**EXERCISE DIRECTIONS:** Copy every line of the entries below word for word, changing nothing.

**DATASET RECORDS:**

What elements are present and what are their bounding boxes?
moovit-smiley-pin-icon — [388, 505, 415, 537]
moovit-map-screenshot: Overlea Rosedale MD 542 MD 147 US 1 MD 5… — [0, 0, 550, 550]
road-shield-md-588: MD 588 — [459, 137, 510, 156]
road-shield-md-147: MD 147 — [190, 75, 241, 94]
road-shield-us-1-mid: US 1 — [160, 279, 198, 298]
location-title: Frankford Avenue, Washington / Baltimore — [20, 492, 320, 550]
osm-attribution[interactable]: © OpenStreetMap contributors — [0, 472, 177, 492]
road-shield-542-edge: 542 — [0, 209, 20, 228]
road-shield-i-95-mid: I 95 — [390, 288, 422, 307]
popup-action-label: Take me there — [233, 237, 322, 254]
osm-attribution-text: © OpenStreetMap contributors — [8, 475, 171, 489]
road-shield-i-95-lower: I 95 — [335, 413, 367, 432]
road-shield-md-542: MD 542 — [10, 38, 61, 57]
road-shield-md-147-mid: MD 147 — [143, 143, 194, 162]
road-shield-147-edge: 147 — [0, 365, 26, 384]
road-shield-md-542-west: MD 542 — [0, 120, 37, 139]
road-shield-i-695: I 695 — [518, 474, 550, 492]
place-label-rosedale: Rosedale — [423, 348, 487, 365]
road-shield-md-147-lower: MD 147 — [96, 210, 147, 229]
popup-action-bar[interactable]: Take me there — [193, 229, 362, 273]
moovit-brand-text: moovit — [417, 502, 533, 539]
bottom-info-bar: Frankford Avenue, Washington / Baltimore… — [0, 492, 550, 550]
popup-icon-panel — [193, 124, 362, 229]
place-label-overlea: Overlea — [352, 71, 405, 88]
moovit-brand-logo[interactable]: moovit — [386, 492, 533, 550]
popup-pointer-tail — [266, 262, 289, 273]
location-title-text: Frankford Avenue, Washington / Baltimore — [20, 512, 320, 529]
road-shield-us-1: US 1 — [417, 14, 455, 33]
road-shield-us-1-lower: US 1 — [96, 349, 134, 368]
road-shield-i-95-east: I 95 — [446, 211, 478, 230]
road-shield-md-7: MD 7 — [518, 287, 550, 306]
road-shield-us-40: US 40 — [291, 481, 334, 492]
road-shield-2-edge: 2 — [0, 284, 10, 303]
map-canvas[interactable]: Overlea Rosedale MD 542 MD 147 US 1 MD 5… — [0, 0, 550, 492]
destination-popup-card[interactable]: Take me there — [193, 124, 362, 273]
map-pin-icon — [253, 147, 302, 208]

**RESULT FOR THIS TASK:**
What elements are present and what are their bounding boxes?
moovit-smiley-pin-icon — [388, 505, 415, 537]
moovit-map-screenshot: Overlea Rosedale MD 542 MD 147 US 1 MD 5… — [0, 0, 550, 550]
road-shield-md-588: MD 588 — [459, 137, 510, 156]
road-shield-md-147: MD 147 — [190, 75, 241, 94]
road-shield-us-1-mid: US 1 — [160, 279, 198, 298]
location-title: Frankford Avenue, Washington / Baltimore — [20, 492, 320, 550]
osm-attribution[interactable]: © OpenStreetMap contributors — [0, 472, 177, 492]
road-shield-542-edge: 542 — [0, 209, 20, 228]
road-shield-i-95-mid: I 95 — [390, 288, 422, 307]
popup-action-label: Take me there — [233, 237, 322, 254]
osm-attribution-text: © OpenStreetMap contributors — [8, 475, 171, 489]
road-shield-i-95-lower: I 95 — [335, 413, 367, 432]
road-shield-md-542: MD 542 — [10, 38, 61, 57]
road-shield-md-147-mid: MD 147 — [143, 143, 194, 162]
road-shield-147-edge: 147 — [0, 365, 26, 384]
road-shield-md-542-west: MD 542 — [0, 120, 37, 139]
road-shield-i-695: I 695 — [518, 474, 550, 492]
place-label-rosedale: Rosedale — [423, 348, 487, 365]
road-shield-md-147-lower: MD 147 — [96, 210, 147, 229]
popup-action-bar[interactable]: Take me there — [193, 229, 362, 273]
moovit-brand-text: moovit — [417, 502, 533, 539]
bottom-info-bar: Frankford Avenue, Washington / Baltimore… — [0, 492, 550, 550]
popup-icon-panel — [193, 124, 362, 229]
place-label-overlea: Overlea — [352, 71, 405, 88]
moovit-brand-logo[interactable]: moovit — [386, 492, 533, 550]
popup-pointer-tail — [266, 262, 289, 273]
location-title-text: Frankford Avenue, Washington / Baltimore — [20, 512, 320, 529]
road-shield-us-1: US 1 — [417, 14, 455, 33]
road-shield-us-1-lower: US 1 — [96, 349, 134, 368]
road-shield-i-95-east: I 95 — [446, 211, 478, 230]
road-shield-md-7: MD 7 — [518, 287, 550, 306]
road-shield-us-40: US 40 — [291, 481, 334, 492]
road-shield-2-edge: 2 — [0, 284, 10, 303]
map-canvas[interactable]: Overlea Rosedale MD 542 MD 147 US 1 MD 5… — [0, 0, 550, 492]
destination-popup-card[interactable]: Take me there — [193, 124, 362, 273]
map-pin-icon — [253, 147, 302, 208]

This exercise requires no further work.